- WHAT THE EXERCISE ASKS -
Select all lines holding the word "content" from the entries that follow.

(Excerpts from a figure dataset)
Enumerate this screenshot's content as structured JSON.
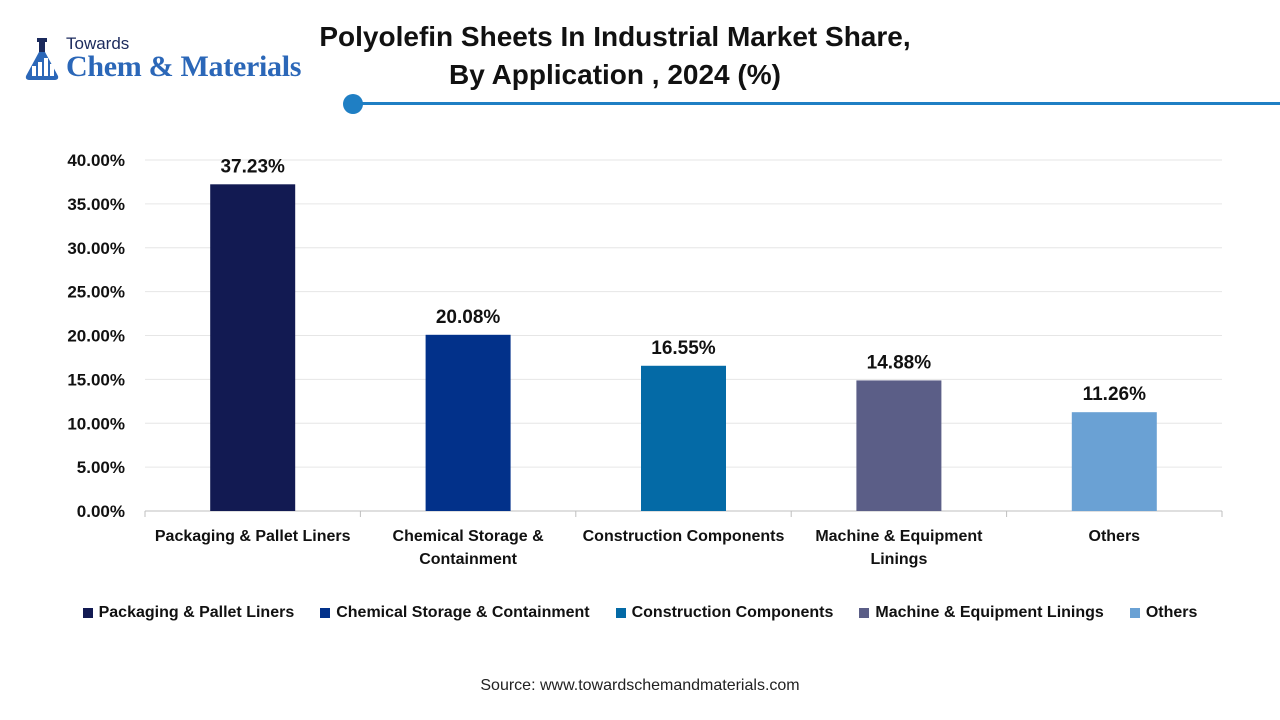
{
  "logo": {
    "small": "Towards",
    "big": "Chem & Materials"
  },
  "title_line1": "Polyolefin Sheets In Industrial Market Share,",
  "title_line2": "By Application , 2024 (%)",
  "source": "Source: www.towardschemandmaterials.com",
  "chart_data": {
    "type": "bar",
    "title": "Polyolefin Sheets In Industrial Market Share, By Application , 2024 (%)",
    "categories": [
      "Packaging & Pallet Liners",
      "Chemical Storage & Containment",
      "Construction Components",
      "Machine & Equipment Linings",
      "Others"
    ],
    "category_tick_lines": [
      [
        "Packaging & Pallet Liners"
      ],
      [
        "Chemical Storage &",
        "Containment"
      ],
      [
        "Construction Components"
      ],
      [
        "Machine & Equipment",
        "Linings"
      ],
      [
        "Others"
      ]
    ],
    "values": [
      37.23,
      20.08,
      16.55,
      14.88,
      11.26
    ],
    "data_labels": [
      "37.23%",
      "20.08%",
      "16.55%",
      "14.88%",
      "11.26%"
    ],
    "colors": [
      "#121a52",
      "#02318a",
      "#046aa6",
      "#5b5e87",
      "#6aa1d4"
    ],
    "ylim": [
      0,
      40
    ],
    "yticks": [
      "0.00%",
      "5.00%",
      "10.00%",
      "15.00%",
      "20.00%",
      "25.00%",
      "30.00%",
      "35.00%",
      "40.00%"
    ],
    "grid": true,
    "legend_position": "bottom"
  }
}
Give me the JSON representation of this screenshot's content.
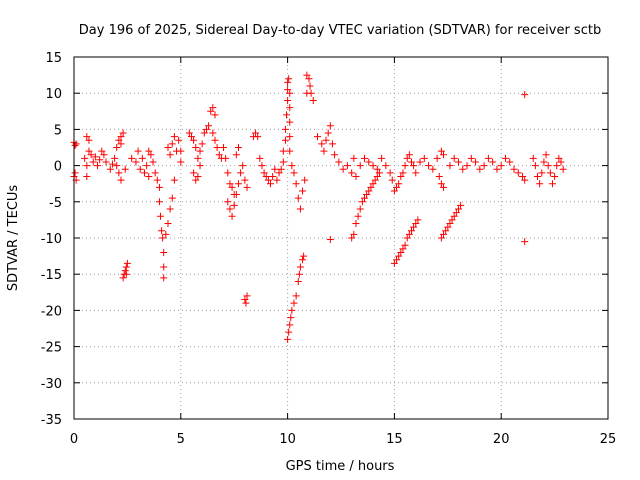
{
  "chart_data": {
    "type": "scatter",
    "title": "Day 196 of 2025, Sidereal Day-to-day VTEC variation (SDTVAR) for receiver sctb",
    "xlabel": "GPS time / hours",
    "ylabel": "SDTVAR / TECUs",
    "xlim": [
      0,
      25
    ],
    "ylim": [
      -35,
      15
    ],
    "xticks": [
      0,
      5,
      10,
      15,
      20,
      25
    ],
    "yticks": [
      -35,
      -30,
      -25,
      -20,
      -15,
      -10,
      -5,
      0,
      5,
      10,
      15
    ],
    "grid": true,
    "marker": "+",
    "color": "#ff0000",
    "series": [
      {
        "name": "SDTVAR",
        "points": [
          [
            0.0,
            3.2
          ],
          [
            0.05,
            2.8
          ],
          [
            0.1,
            3.0
          ],
          [
            0.0,
            -1.5
          ],
          [
            0.05,
            -1.0
          ],
          [
            0.1,
            -2.0
          ],
          [
            0.5,
            1.0
          ],
          [
            0.6,
            0.0
          ],
          [
            0.6,
            -1.5
          ],
          [
            0.6,
            4.0
          ],
          [
            0.7,
            3.5
          ],
          [
            0.7,
            2.0
          ],
          [
            0.8,
            1.5
          ],
          [
            0.9,
            0.5
          ],
          [
            1.0,
            1.2
          ],
          [
            1.1,
            0.0
          ],
          [
            1.2,
            0.8
          ],
          [
            1.3,
            2.0
          ],
          [
            1.4,
            1.5
          ],
          [
            1.5,
            0.5
          ],
          [
            1.7,
            -0.5
          ],
          [
            1.8,
            0.2
          ],
          [
            1.9,
            1.0
          ],
          [
            2.0,
            2.5
          ],
          [
            2.1,
            3.5
          ],
          [
            2.2,
            4.0
          ],
          [
            2.3,
            4.5
          ],
          [
            2.2,
            3.0
          ],
          [
            2.1,
            -1.0
          ],
          [
            2.2,
            -2.0
          ],
          [
            2.0,
            0.0
          ],
          [
            2.4,
            -0.5
          ],
          [
            2.3,
            -15.5
          ],
          [
            2.35,
            -15.0
          ],
          [
            2.4,
            -14.5
          ],
          [
            2.45,
            -14.0
          ],
          [
            2.5,
            -13.5
          ],
          [
            2.45,
            -15.0
          ],
          [
            2.7,
            1.0
          ],
          [
            2.9,
            0.5
          ],
          [
            3.0,
            2.0
          ],
          [
            3.1,
            -0.5
          ],
          [
            3.2,
            1.0
          ],
          [
            3.3,
            -1.0
          ],
          [
            3.4,
            0.0
          ],
          [
            3.5,
            2.0
          ],
          [
            3.5,
            -1.5
          ],
          [
            3.6,
            1.5
          ],
          [
            3.7,
            0.5
          ],
          [
            3.8,
            -1.0
          ],
          [
            3.9,
            -2.0
          ],
          [
            4.0,
            -3.0
          ],
          [
            4.0,
            -5.0
          ],
          [
            4.05,
            -7.0
          ],
          [
            4.1,
            -9.0
          ],
          [
            4.15,
            -10.0
          ],
          [
            4.2,
            -12.0
          ],
          [
            4.2,
            -14.0
          ],
          [
            4.2,
            -15.5
          ],
          [
            4.3,
            -9.5
          ],
          [
            4.4,
            -8.0
          ],
          [
            4.5,
            -6.0
          ],
          [
            4.6,
            -4.5
          ],
          [
            4.7,
            -2.0
          ],
          [
            4.4,
            2.5
          ],
          [
            4.5,
            1.5
          ],
          [
            4.6,
            3.0
          ],
          [
            4.7,
            4.0
          ],
          [
            4.8,
            2.0
          ],
          [
            4.9,
            3.5
          ],
          [
            5.0,
            2.0
          ],
          [
            5.0,
            0.5
          ],
          [
            5.4,
            4.5
          ],
          [
            5.5,
            4.0
          ],
          [
            5.6,
            3.5
          ],
          [
            5.7,
            2.5
          ],
          [
            5.8,
            1.0
          ],
          [
            5.9,
            0.0
          ],
          [
            5.6,
            -1.0
          ],
          [
            5.7,
            -2.0
          ],
          [
            5.8,
            -1.5
          ],
          [
            5.9,
            2.0
          ],
          [
            6.0,
            3.0
          ],
          [
            6.1,
            4.5
          ],
          [
            6.2,
            5.0
          ],
          [
            6.3,
            5.5
          ],
          [
            6.4,
            7.5
          ],
          [
            6.5,
            8.0
          ],
          [
            6.6,
            7.0
          ],
          [
            6.5,
            4.5
          ],
          [
            6.6,
            3.5
          ],
          [
            6.7,
            2.5
          ],
          [
            6.8,
            1.5
          ],
          [
            6.9,
            1.0
          ],
          [
            7.0,
            2.5
          ],
          [
            7.1,
            1.0
          ],
          [
            7.2,
            -1.0
          ],
          [
            7.3,
            -2.5
          ],
          [
            7.4,
            -3.0
          ],
          [
            7.5,
            -4.0
          ],
          [
            7.2,
            -5.0
          ],
          [
            7.3,
            -6.0
          ],
          [
            7.4,
            -7.0
          ],
          [
            7.5,
            -5.5
          ],
          [
            7.6,
            -4.0
          ],
          [
            7.7,
            -2.5
          ],
          [
            7.8,
            -1.0
          ],
          [
            7.9,
            0.0
          ],
          [
            7.6,
            1.5
          ],
          [
            7.7,
            2.5
          ],
          [
            8.0,
            -2.0
          ],
          [
            8.1,
            -3.0
          ],
          [
            8.0,
            -18.5
          ],
          [
            8.05,
            -19.0
          ],
          [
            8.1,
            -18.0
          ],
          [
            8.4,
            4.0
          ],
          [
            8.5,
            4.5
          ],
          [
            8.6,
            4.0
          ],
          [
            8.7,
            1.0
          ],
          [
            8.8,
            0.0
          ],
          [
            8.9,
            -1.0
          ],
          [
            9.0,
            -1.5
          ],
          [
            9.1,
            -2.0
          ],
          [
            9.2,
            -2.5
          ],
          [
            9.3,
            -1.5
          ],
          [
            9.4,
            -0.5
          ],
          [
            9.5,
            -2.0
          ],
          [
            9.6,
            -1.0
          ],
          [
            9.7,
            -0.5
          ],
          [
            9.8,
            0.5
          ],
          [
            9.8,
            2.0
          ],
          [
            9.9,
            3.5
          ],
          [
            9.9,
            5.0
          ],
          [
            9.95,
            7.0
          ],
          [
            10.0,
            9.0
          ],
          [
            10.0,
            10.5
          ],
          [
            10.0,
            11.5
          ],
          [
            10.05,
            12.0
          ],
          [
            10.1,
            10.0
          ],
          [
            10.1,
            8.0
          ],
          [
            10.1,
            6.0
          ],
          [
            10.1,
            4.0
          ],
          [
            10.1,
            2.0
          ],
          [
            10.2,
            0.0
          ],
          [
            10.3,
            -1.0
          ],
          [
            10.4,
            -2.5
          ],
          [
            10.5,
            -4.5
          ],
          [
            10.6,
            -6.0
          ],
          [
            10.7,
            -3.5
          ],
          [
            10.8,
            -2.0
          ],
          [
            10.0,
            -24.0
          ],
          [
            10.05,
            -23.0
          ],
          [
            10.1,
            -22.0
          ],
          [
            10.15,
            -21.0
          ],
          [
            10.2,
            -20.0
          ],
          [
            10.3,
            -19.0
          ],
          [
            10.4,
            -18.0
          ],
          [
            10.5,
            -16.0
          ],
          [
            10.55,
            -15.0
          ],
          [
            10.6,
            -14.0
          ],
          [
            10.7,
            -13.0
          ],
          [
            10.75,
            -12.5
          ],
          [
            10.9,
            12.5
          ],
          [
            11.0,
            12.0
          ],
          [
            11.05,
            11.0
          ],
          [
            11.1,
            10.0
          ],
          [
            11.2,
            9.0
          ],
          [
            10.9,
            10.0
          ],
          [
            11.4,
            4.0
          ],
          [
            11.6,
            3.0
          ],
          [
            11.7,
            2.0
          ],
          [
            11.8,
            3.5
          ],
          [
            11.9,
            4.5
          ],
          [
            12.0,
            5.5
          ],
          [
            12.1,
            3.0
          ],
          [
            12.2,
            1.5
          ],
          [
            12.0,
            -10.2
          ],
          [
            12.4,
            0.5
          ],
          [
            12.6,
            -0.5
          ],
          [
            12.8,
            0.0
          ],
          [
            13.0,
            -1.0
          ],
          [
            13.1,
            1.0
          ],
          [
            13.2,
            -1.5
          ],
          [
            13.0,
            -10.0
          ],
          [
            13.1,
            -9.5
          ],
          [
            13.2,
            -8.0
          ],
          [
            13.3,
            -7.0
          ],
          [
            13.4,
            -6.0
          ],
          [
            13.5,
            -5.0
          ],
          [
            13.6,
            -4.5
          ],
          [
            13.7,
            -4.0
          ],
          [
            13.8,
            -3.5
          ],
          [
            13.9,
            -3.0
          ],
          [
            14.0,
            -2.5
          ],
          [
            14.1,
            -2.0
          ],
          [
            14.2,
            -1.5
          ],
          [
            14.3,
            -1.0
          ],
          [
            13.4,
            0.0
          ],
          [
            13.6,
            1.0
          ],
          [
            13.8,
            0.5
          ],
          [
            14.0,
            0.0
          ],
          [
            14.2,
            -0.5
          ],
          [
            14.4,
            1.0
          ],
          [
            14.6,
            0.0
          ],
          [
            14.8,
            -1.0
          ],
          [
            14.9,
            -2.0
          ],
          [
            15.0,
            -3.5
          ],
          [
            15.1,
            -3.0
          ],
          [
            15.2,
            -2.5
          ],
          [
            15.3,
            -1.5
          ],
          [
            15.4,
            -1.0
          ],
          [
            15.5,
            0.0
          ],
          [
            15.6,
            1.0
          ],
          [
            15.7,
            1.5
          ],
          [
            15.8,
            0.5
          ],
          [
            15.9,
            0.0
          ],
          [
            16.0,
            -1.0
          ],
          [
            15.0,
            -13.5
          ],
          [
            15.1,
            -13.0
          ],
          [
            15.2,
            -12.5
          ],
          [
            15.3,
            -12.0
          ],
          [
            15.4,
            -11.5
          ],
          [
            15.5,
            -11.0
          ],
          [
            15.6,
            -10.0
          ],
          [
            15.7,
            -9.5
          ],
          [
            15.8,
            -9.0
          ],
          [
            15.9,
            -8.5
          ],
          [
            16.0,
            -8.0
          ],
          [
            16.1,
            -7.5
          ],
          [
            16.2,
            0.5
          ],
          [
            16.4,
            1.0
          ],
          [
            16.6,
            0.0
          ],
          [
            16.8,
            -0.5
          ],
          [
            17.0,
            1.0
          ],
          [
            17.2,
            2.0
          ],
          [
            17.3,
            1.5
          ],
          [
            17.1,
            -1.5
          ],
          [
            17.2,
            -2.5
          ],
          [
            17.3,
            -3.0
          ],
          [
            17.2,
            -10.0
          ],
          [
            17.3,
            -9.5
          ],
          [
            17.4,
            -9.0
          ],
          [
            17.5,
            -8.5
          ],
          [
            17.6,
            -8.0
          ],
          [
            17.7,
            -7.5
          ],
          [
            17.8,
            -7.0
          ],
          [
            17.9,
            -6.5
          ],
          [
            18.0,
            -6.0
          ],
          [
            18.1,
            -5.5
          ],
          [
            17.6,
            0.0
          ],
          [
            17.8,
            1.0
          ],
          [
            18.0,
            0.5
          ],
          [
            18.2,
            -0.5
          ],
          [
            18.4,
            0.0
          ],
          [
            18.6,
            1.0
          ],
          [
            18.8,
            0.5
          ],
          [
            19.0,
            -0.5
          ],
          [
            19.2,
            0.0
          ],
          [
            19.4,
            1.0
          ],
          [
            19.6,
            0.5
          ],
          [
            19.8,
            -0.5
          ],
          [
            20.0,
            0.0
          ],
          [
            20.2,
            1.0
          ],
          [
            20.4,
            0.5
          ],
          [
            20.6,
            -0.5
          ],
          [
            20.8,
            -1.0
          ],
          [
            21.0,
            -1.5
          ],
          [
            21.1,
            -2.0
          ],
          [
            21.1,
            -10.5
          ],
          [
            21.1,
            9.8
          ],
          [
            21.5,
            1.0
          ],
          [
            21.6,
            0.0
          ],
          [
            21.7,
            -1.5
          ],
          [
            21.8,
            -2.5
          ],
          [
            21.9,
            -1.0
          ],
          [
            22.0,
            0.5
          ],
          [
            22.1,
            1.5
          ],
          [
            22.2,
            0.0
          ],
          [
            22.3,
            -1.0
          ],
          [
            22.4,
            -2.5
          ],
          [
            22.5,
            -1.5
          ],
          [
            22.6,
            0.0
          ],
          [
            22.7,
            1.0
          ],
          [
            22.8,
            0.5
          ],
          [
            22.9,
            -0.5
          ]
        ]
      }
    ]
  }
}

- ANSWER FOR THIS EXERCISE -
Enumerate this screenshot's content as structured JSON.
Give me the JSON representation of this screenshot's content.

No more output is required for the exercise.